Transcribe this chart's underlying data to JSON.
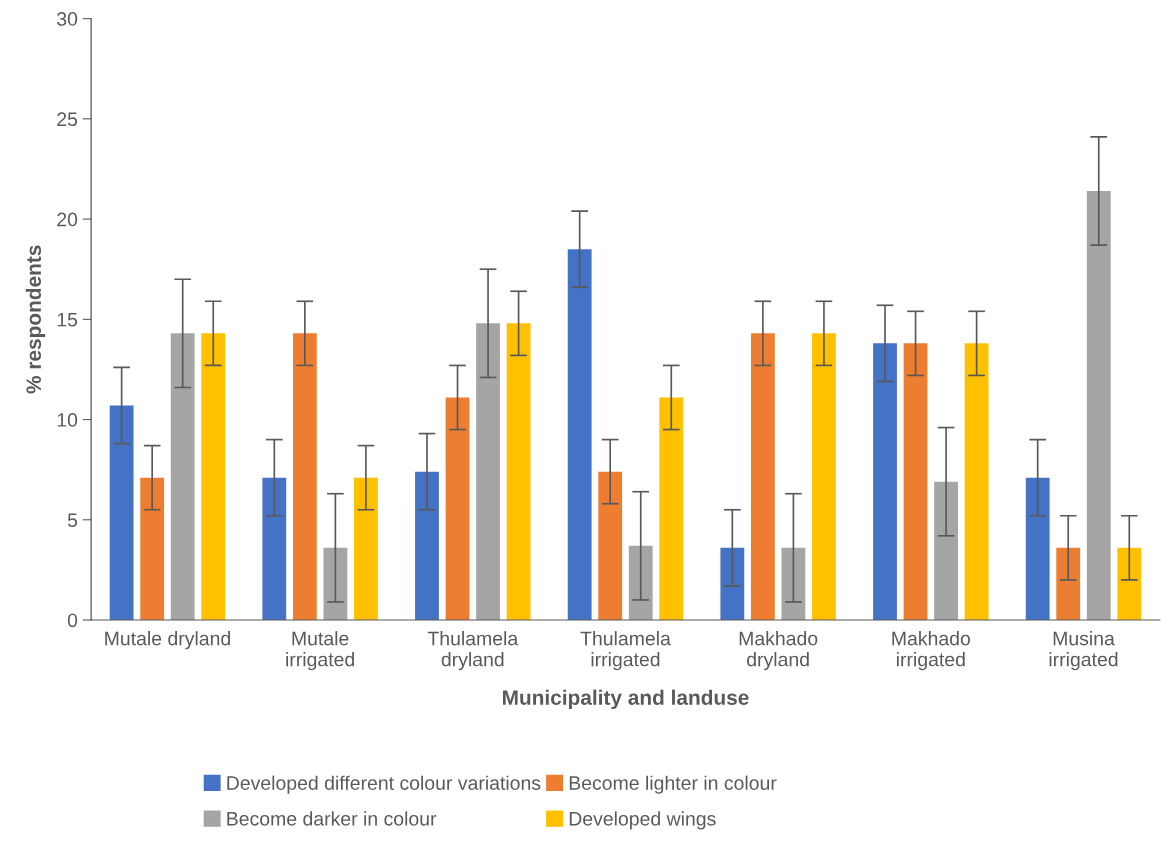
{
  "chart_data": {
    "type": "bar",
    "xlabel": "Municipality and landuse",
    "ylabel": "% respondents",
    "categories": [
      "Mutale dryland",
      "Mutale\nirrigated",
      "Thulamela\ndryland",
      "Thulamela\nirrigated",
      "Makhado\ndryland",
      "Makhado\nirrigated",
      "Musina\nirrigated"
    ],
    "series": [
      {
        "name": "Developed different colour variations",
        "color": "#4472c4",
        "values": [
          10.7,
          7.1,
          7.4,
          18.5,
          3.6,
          13.8,
          7.1
        ],
        "errors": [
          1.9,
          1.9,
          1.9,
          1.9,
          1.9,
          1.9,
          1.9
        ]
      },
      {
        "name": "Become lighter in colour",
        "color": "#ed7d31",
        "values": [
          7.1,
          14.3,
          11.1,
          7.4,
          14.3,
          13.8,
          3.6
        ],
        "errors": [
          1.6,
          1.6,
          1.6,
          1.6,
          1.6,
          1.6,
          1.6
        ]
      },
      {
        "name": "Become darker in colour",
        "color": "#a5a5a5",
        "values": [
          14.3,
          3.6,
          14.8,
          3.7,
          3.6,
          6.9,
          21.4
        ],
        "errors": [
          2.7,
          2.7,
          2.7,
          2.7,
          2.7,
          2.7,
          2.7
        ]
      },
      {
        "name": "Developed wings",
        "color": "#ffc000",
        "values": [
          14.3,
          7.1,
          14.8,
          11.1,
          14.3,
          13.8,
          3.6
        ],
        "errors": [
          1.6,
          1.6,
          1.6,
          1.6,
          1.6,
          1.6,
          1.6
        ]
      }
    ],
    "ylim": [
      0,
      30
    ],
    "yticks": [
      0,
      5,
      10,
      15,
      20,
      25,
      30
    ],
    "grid": false,
    "legend": "bottom"
  }
}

▸ EXERCISE DESCRIPTION
Restate each entry word for word, please, but drop any images it holds.

▸ COMPLETE ANSWER
Transcribe this chart's underlying data to JSON.
{
  "chart_data": {
    "type": "bar",
    "xlabel": "Municipality and landuse",
    "ylabel": "% respondents",
    "categories": [
      "Mutale dryland",
      "Mutale\nirrigated",
      "Thulamela\ndryland",
      "Thulamela\nirrigated",
      "Makhado\ndryland",
      "Makhado\nirrigated",
      "Musina\nirrigated"
    ],
    "series": [
      {
        "name": "Developed different colour variations",
        "color": "#4472c4",
        "values": [
          10.7,
          7.1,
          7.4,
          18.5,
          3.6,
          13.8,
          7.1
        ],
        "errors": [
          1.9,
          1.9,
          1.9,
          1.9,
          1.9,
          1.9,
          1.9
        ]
      },
      {
        "name": "Become lighter in colour",
        "color": "#ed7d31",
        "values": [
          7.1,
          14.3,
          11.1,
          7.4,
          14.3,
          13.8,
          3.6
        ],
        "errors": [
          1.6,
          1.6,
          1.6,
          1.6,
          1.6,
          1.6,
          1.6
        ]
      },
      {
        "name": "Become darker in colour",
        "color": "#a5a5a5",
        "values": [
          14.3,
          3.6,
          14.8,
          3.7,
          3.6,
          6.9,
          21.4
        ],
        "errors": [
          2.7,
          2.7,
          2.7,
          2.7,
          2.7,
          2.7,
          2.7
        ]
      },
      {
        "name": "Developed wings",
        "color": "#ffc000",
        "values": [
          14.3,
          7.1,
          14.8,
          11.1,
          14.3,
          13.8,
          3.6
        ],
        "errors": [
          1.6,
          1.6,
          1.6,
          1.6,
          1.6,
          1.6,
          1.6
        ]
      }
    ],
    "ylim": [
      0,
      30
    ],
    "yticks": [
      0,
      5,
      10,
      15,
      20,
      25,
      30
    ],
    "grid": false,
    "legend": "bottom"
  }
}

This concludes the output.